Given instruction:
The records below hold pictures; please leave those out and retype the rest exactly.

Begin Data in this exercise

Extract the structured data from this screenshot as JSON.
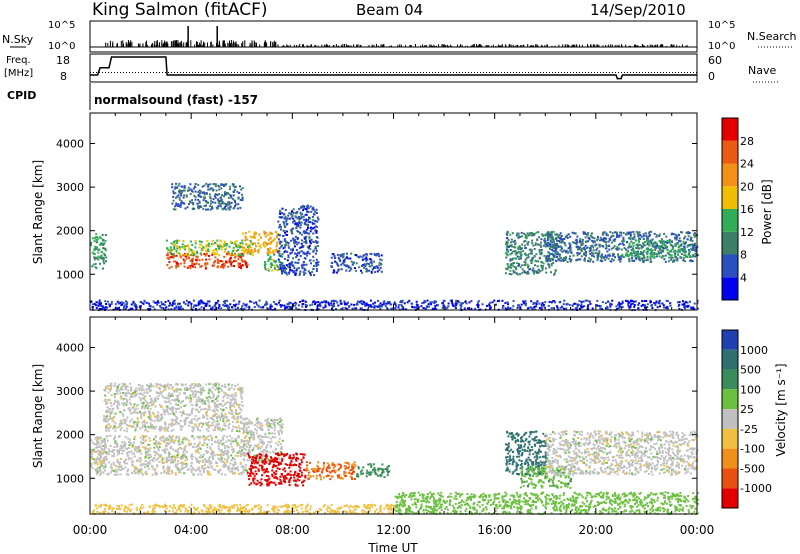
{
  "header": {
    "station": "King Salmon (fitACF)",
    "beam": "Beam 04",
    "date": "14/Sep/2010"
  },
  "summary_panels": {
    "nsky_label": "N.Sky",
    "nsky_ticks": [
      "10^5",
      "10^0"
    ],
    "nsearch_label": "N.Search",
    "nsearch_ticks": [
      "10^5",
      "10^0"
    ],
    "freq_label": "Freq.",
    "freq_unit": "[MHz]",
    "freq_ticks": [
      "18",
      "8"
    ],
    "nave_label": "Nave",
    "nave_ticks": [
      "60",
      "0"
    ],
    "cpid_label": "CPID",
    "cpid_text": "normalsound (fast) -157",
    "freq_profile_mhz": [
      {
        "t": 0.0,
        "f": 10.5
      },
      {
        "t": 0.3,
        "f": 10.5
      },
      {
        "t": 0.4,
        "f": 13.5
      },
      {
        "t": 0.75,
        "f": 13.5
      },
      {
        "t": 0.85,
        "f": 18
      },
      {
        "t": 3.0,
        "f": 18
      },
      {
        "t": 3.05,
        "f": 10.5
      },
      {
        "t": 20.8,
        "f": 10.5
      },
      {
        "t": 20.85,
        "f": 9.0
      },
      {
        "t": 21.0,
        "f": 9.0
      },
      {
        "t": 21.05,
        "f": 10.5
      },
      {
        "t": 24.0,
        "f": 10.5
      }
    ]
  },
  "chart_data": [
    {
      "type": "heatmap",
      "title": "Power",
      "xlabel": "",
      "ylabel": "Slant Range [km]",
      "x_ticks": [
        "00:00",
        "04:00",
        "08:00",
        "12:00",
        "16:00",
        "20:00",
        "00:00"
      ],
      "xlim_hours": [
        0,
        24
      ],
      "y_ticks": [
        1000,
        2000,
        3000,
        4000
      ],
      "ylim": [
        180,
        4700
      ],
      "colorbar_label": "Power [dB]",
      "colorbar_ticks": [
        4,
        8,
        12,
        16,
        20,
        24,
        28
      ],
      "colorbar_range": [
        0,
        32
      ],
      "colors": [
        "#0000ee",
        "#2c4fbe",
        "#3c7f68",
        "#2fae57",
        "#f0c000",
        "#f29018",
        "#ea5a10",
        "#e40000"
      ],
      "echo_regions": [
        {
          "t0": 0.0,
          "t1": 0.6,
          "r0": 1150,
          "r1": 1950,
          "value": 12
        },
        {
          "t0": 3.0,
          "t1": 6.2,
          "r0": 1150,
          "r1": 1500,
          "value": 27
        },
        {
          "t0": 3.0,
          "t1": 6.5,
          "r0": 1450,
          "r1": 1800,
          "value": 16
        },
        {
          "t0": 3.2,
          "t1": 6.0,
          "r0": 2500,
          "r1": 3100,
          "value": 8
        },
        {
          "t0": 6.0,
          "t1": 7.4,
          "r0": 1500,
          "r1": 2000,
          "value": 20
        },
        {
          "t0": 6.8,
          "t1": 7.6,
          "r0": 1100,
          "r1": 1500,
          "value": 14
        },
        {
          "t0": 7.4,
          "t1": 9.0,
          "r0": 1000,
          "r1": 2600,
          "value": 6
        },
        {
          "t0": 9.5,
          "t1": 11.5,
          "r0": 1050,
          "r1": 1500,
          "value": 6
        },
        {
          "t0": 16.4,
          "t1": 18.4,
          "r0": 1000,
          "r1": 2000,
          "value": 10
        },
        {
          "t0": 18.0,
          "t1": 24.0,
          "r0": 1300,
          "r1": 2000,
          "value": 8
        },
        {
          "t0": 21.0,
          "t1": 23.8,
          "r0": 1400,
          "r1": 1800,
          "value": 13
        },
        {
          "t0": 0.0,
          "t1": 24.0,
          "r0": 200,
          "r1": 420,
          "value": 4
        }
      ]
    },
    {
      "type": "heatmap",
      "title": "Velocity",
      "xlabel": "Time UT",
      "ylabel": "Slant Range [km]",
      "x_ticks": [
        "00:00",
        "04:00",
        "08:00",
        "12:00",
        "16:00",
        "20:00",
        "00:00"
      ],
      "xlim_hours": [
        0,
        24
      ],
      "y_ticks": [
        1000,
        2000,
        3000,
        4000
      ],
      "ylim": [
        180,
        4700
      ],
      "colorbar_label": "Velocity [m s⁻¹]",
      "colorbar_ticks": [
        "1000",
        "500",
        "100",
        "25",
        "-25",
        "-100",
        "-500",
        "-1000"
      ],
      "colorbar_range": [
        -1000,
        1000
      ],
      "colors": [
        "#2040b0",
        "#2e6f6f",
        "#3a8d5a",
        "#6cc040",
        "#c0c0c0",
        "#f0c040",
        "#f0901a",
        "#ea5010",
        "#e40000"
      ],
      "echo_regions": [
        {
          "t0": 0.0,
          "t1": 0.6,
          "r0": 1150,
          "r1": 1950,
          "value": 0
        },
        {
          "t0": 0.2,
          "t1": 6.2,
          "r0": 1100,
          "r1": 2000,
          "value": 0
        },
        {
          "t0": 0.5,
          "t1": 6.0,
          "r0": 2100,
          "r1": 3200,
          "value": 0
        },
        {
          "t0": 6.0,
          "t1": 7.6,
          "r0": 1400,
          "r1": 2400,
          "value": 0
        },
        {
          "t0": 6.2,
          "t1": 8.5,
          "r0": 850,
          "r1": 1600,
          "value": -700
        },
        {
          "t0": 8.5,
          "t1": 10.5,
          "r0": 1000,
          "r1": 1400,
          "value": -400
        },
        {
          "t0": 10.5,
          "t1": 11.8,
          "r0": 1050,
          "r1": 1350,
          "value": 150
        },
        {
          "t0": 16.4,
          "t1": 18.0,
          "r0": 1100,
          "r1": 2100,
          "value": 300
        },
        {
          "t0": 17.0,
          "t1": 19.0,
          "r0": 800,
          "r1": 1300,
          "value": 80
        },
        {
          "t0": 18.0,
          "t1": 24.0,
          "r0": 1100,
          "r1": 2100,
          "value": 0
        },
        {
          "t0": 0.0,
          "t1": 12.0,
          "r0": 200,
          "r1": 420,
          "value": -60
        },
        {
          "t0": 12.0,
          "t1": 24.0,
          "r0": 200,
          "r1": 700,
          "value": 60
        }
      ]
    }
  ]
}
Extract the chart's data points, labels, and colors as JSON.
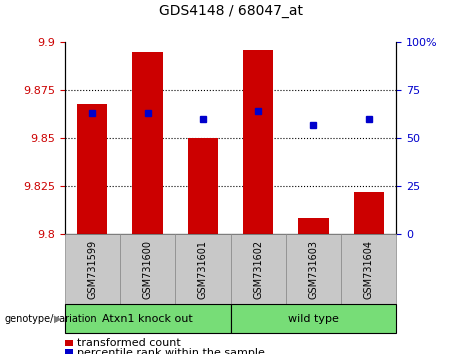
{
  "title": "GDS4148 / 68047_at",
  "categories": [
    "GSM731599",
    "GSM731600",
    "GSM731601",
    "GSM731602",
    "GSM731603",
    "GSM731604"
  ],
  "red_values": [
    9.868,
    9.895,
    9.85,
    9.896,
    9.808,
    9.822
  ],
  "blue_values": [
    63,
    63,
    60,
    64,
    57,
    60
  ],
  "ymin": 9.8,
  "ymax": 9.9,
  "yticks": [
    9.8,
    9.825,
    9.85,
    9.875,
    9.9
  ],
  "ytick_labels": [
    "9.8",
    "9.825",
    "9.85",
    "9.875",
    "9.9"
  ],
  "y2min": 0,
  "y2max": 100,
  "y2ticks": [
    0,
    25,
    50,
    75,
    100
  ],
  "y2tick_labels": [
    "0",
    "25",
    "50",
    "75",
    "100%"
  ],
  "bar_color": "#CC0000",
  "dot_color": "#0000CC",
  "bar_width": 0.55,
  "dot_size": 5,
  "grid_color": "black",
  "grid_style": "dotted",
  "left_tick_color": "#CC0000",
  "right_tick_color": "#0000CC",
  "group1_label": "Atxn1 knock out",
  "group2_label": "wild type",
  "group_color": "#77DD77",
  "group_edge_color": "#000000",
  "xlabel_bg": "#C8C8C8",
  "xlabel_edge": "#888888",
  "genotype_label": "genotype/variation",
  "legend_red_label": "transformed count",
  "legend_blue_label": "percentile rank within the sample",
  "title_fontsize": 10,
  "axis_fontsize": 8,
  "xlabel_fontsize": 7,
  "group_fontsize": 8,
  "legend_fontsize": 8
}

End Data in this exercise

Written reply:
Extract the structured data from this screenshot as JSON.
{
  "header": {
    "station": "King Salmon (fitACF)",
    "beam": "Beam 04",
    "date": "14/Sep/2010"
  },
  "summary_panels": {
    "nsky_label": "N.Sky",
    "nsky_ticks": [
      "10^5",
      "10^0"
    ],
    "nsearch_label": "N.Search",
    "nsearch_ticks": [
      "10^5",
      "10^0"
    ],
    "freq_label": "Freq.",
    "freq_unit": "[MHz]",
    "freq_ticks": [
      "18",
      "8"
    ],
    "nave_label": "Nave",
    "nave_ticks": [
      "60",
      "0"
    ],
    "cpid_label": "CPID",
    "cpid_text": "normalsound (fast) -157",
    "freq_profile_mhz": [
      {
        "t": 0.0,
        "f": 10.5
      },
      {
        "t": 0.3,
        "f": 10.5
      },
      {
        "t": 0.4,
        "f": 13.5
      },
      {
        "t": 0.75,
        "f": 13.5
      },
      {
        "t": 0.85,
        "f": 18
      },
      {
        "t": 3.0,
        "f": 18
      },
      {
        "t": 3.05,
        "f": 10.5
      },
      {
        "t": 20.8,
        "f": 10.5
      },
      {
        "t": 20.85,
        "f": 9.0
      },
      {
        "t": 21.0,
        "f": 9.0
      },
      {
        "t": 21.05,
        "f": 10.5
      },
      {
        "t": 24.0,
        "f": 10.5
      }
    ]
  },
  "chart_data": [
    {
      "type": "heatmap",
      "title": "Power",
      "xlabel": "",
      "ylabel": "Slant Range [km]",
      "x_ticks": [
        "00:00",
        "04:00",
        "08:00",
        "12:00",
        "16:00",
        "20:00",
        "00:00"
      ],
      "xlim_hours": [
        0,
        24
      ],
      "y_ticks": [
        1000,
        2000,
        3000,
        4000
      ],
      "ylim": [
        180,
        4700
      ],
      "colorbar_label": "Power [dB]",
      "colorbar_ticks": [
        4,
        8,
        12,
        16,
        20,
        24,
        28
      ],
      "colorbar_range": [
        0,
        32
      ],
      "colors": [
        "#0000ee",
        "#2c4fbe",
        "#3c7f68",
        "#2fae57",
        "#f0c000",
        "#f29018",
        "#ea5a10",
        "#e40000"
      ],
      "echo_regions": [
        {
          "t0": 0.0,
          "t1": 0.6,
          "r0": 1150,
          "r1": 1950,
          "value": 12
        },
        {
          "t0": 3.0,
          "t1": 6.2,
          "r0": 1150,
          "r1": 1500,
          "value": 27
        },
        {
          "t0": 3.0,
          "t1": 6.5,
          "r0": 1450,
          "r1": 1800,
          "value": 16
        },
        {
          "t0": 3.2,
          "t1": 6.0,
          "r0": 2500,
          "r1": 3100,
          "value": 8
        },
        {
          "t0": 6.0,
          "t1": 7.4,
          "r0": 1500,
          "r1": 2000,
          "value": 20
        },
        {
          "t0": 6.8,
          "t1": 7.6,
          "r0": 1100,
          "r1": 1500,
          "value": 14
        },
        {
          "t0": 7.4,
          "t1": 9.0,
          "r0": 1000,
          "r1": 2600,
          "value": 6
        },
        {
          "t0": 9.5,
          "t1": 11.5,
          "r0": 1050,
          "r1": 1500,
          "value": 6
        },
        {
          "t0": 16.4,
          "t1": 18.4,
          "r0": 1000,
          "r1": 2000,
          "value": 10
        },
        {
          "t0": 18.0,
          "t1": 24.0,
          "r0": 1300,
          "r1": 2000,
          "value": 8
        },
        {
          "t0": 21.0,
          "t1": 23.8,
          "r0": 1400,
          "r1": 1800,
          "value": 13
        },
        {
          "t0": 0.0,
          "t1": 24.0,
          "r0": 200,
          "r1": 420,
          "value": 4
        }
      ]
    },
    {
      "type": "heatmap",
      "title": "Velocity",
      "xlabel": "Time UT",
      "ylabel": "Slant Range [km]",
      "x_ticks": [
        "00:00",
        "04:00",
        "08:00",
        "12:00",
        "16:00",
        "20:00",
        "00:00"
      ],
      "xlim_hours": [
        0,
        24
      ],
      "y_ticks": [
        1000,
        2000,
        3000,
        4000
      ],
      "ylim": [
        180,
        4700
      ],
      "colorbar_label": "Velocity [m s⁻¹]",
      "colorbar_ticks": [
        "1000",
        "500",
        "100",
        "25",
        "-25",
        "-100",
        "-500",
        "-1000"
      ],
      "colorbar_range": [
        -1000,
        1000
      ],
      "colors": [
        "#2040b0",
        "#2e6f6f",
        "#3a8d5a",
        "#6cc040",
        "#c0c0c0",
        "#f0c040",
        "#f0901a",
        "#ea5010",
        "#e40000"
      ],
      "echo_regions": [
        {
          "t0": 0.0,
          "t1": 0.6,
          "r0": 1150,
          "r1": 1950,
          "value": 0
        },
        {
          "t0": 0.2,
          "t1": 6.2,
          "r0": 1100,
          "r1": 2000,
          "value": 0
        },
        {
          "t0": 0.5,
          "t1": 6.0,
          "r0": 2100,
          "r1": 3200,
          "value": 0
        },
        {
          "t0": 6.0,
          "t1": 7.6,
          "r0": 1400,
          "r1": 2400,
          "value": 0
        },
        {
          "t0": 6.2,
          "t1": 8.5,
          "r0": 850,
          "r1": 1600,
          "value": -700
        },
        {
          "t0": 8.5,
          "t1": 10.5,
          "r0": 1000,
          "r1": 1400,
          "value": -400
        },
        {
          "t0": 10.5,
          "t1": 11.8,
          "r0": 1050,
          "r1": 1350,
          "value": 150
        },
        {
          "t0": 16.4,
          "t1": 18.0,
          "r0": 1100,
          "r1": 2100,
          "value": 300
        },
        {
          "t0": 17.0,
          "t1": 19.0,
          "r0": 800,
          "r1": 1300,
          "value": 80
        },
        {
          "t0": 18.0,
          "t1": 24.0,
          "r0": 1100,
          "r1": 2100,
          "value": 0
        },
        {
          "t0": 0.0,
          "t1": 12.0,
          "r0": 200,
          "r1": 420,
          "value": -60
        },
        {
          "t0": 12.0,
          "t1": 24.0,
          "r0": 200,
          "r1": 700,
          "value": 60
        }
      ]
    }
  ]
}
Extract the chart's data points, labels, and colors as JSON.
{
  "title": "GDS4148 / 68047_at",
  "categories": [
    "GSM731599",
    "GSM731600",
    "GSM731601",
    "GSM731602",
    "GSM731603",
    "GSM731604"
  ],
  "red_values": [
    9.868,
    9.895,
    9.85,
    9.896,
    9.808,
    9.822
  ],
  "blue_values": [
    63,
    63,
    60,
    64,
    57,
    60
  ],
  "ymin": 9.8,
  "ymax": 9.9,
  "yticks": [
    9.8,
    9.825,
    9.85,
    9.875,
    9.9
  ],
  "ytick_labels": [
    "9.8",
    "9.825",
    "9.85",
    "9.875",
    "9.9"
  ],
  "y2min": 0,
  "y2max": 100,
  "y2ticks": [
    0,
    25,
    50,
    75,
    100
  ],
  "y2tick_labels": [
    "0",
    "25",
    "50",
    "75",
    "100%"
  ],
  "bar_color": "#CC0000",
  "dot_color": "#0000CC",
  "bar_width": 0.55,
  "dot_size": 5,
  "grid_color": "black",
  "grid_style": "dotted",
  "left_tick_color": "#CC0000",
  "right_tick_color": "#0000CC",
  "group1_label": "Atxn1 knock out",
  "group2_label": "wild type",
  "group_color": "#77DD77",
  "group_edge_color": "#000000",
  "xlabel_bg": "#C8C8C8",
  "xlabel_edge": "#888888",
  "genotype_label": "genotype/variation",
  "legend_red_label": "transformed count",
  "legend_blue_label": "percentile rank within the sample",
  "title_fontsize": 10,
  "axis_fontsize": 8,
  "xlabel_fontsize": 7,
  "group_fontsize": 8,
  "legend_fontsize": 8
}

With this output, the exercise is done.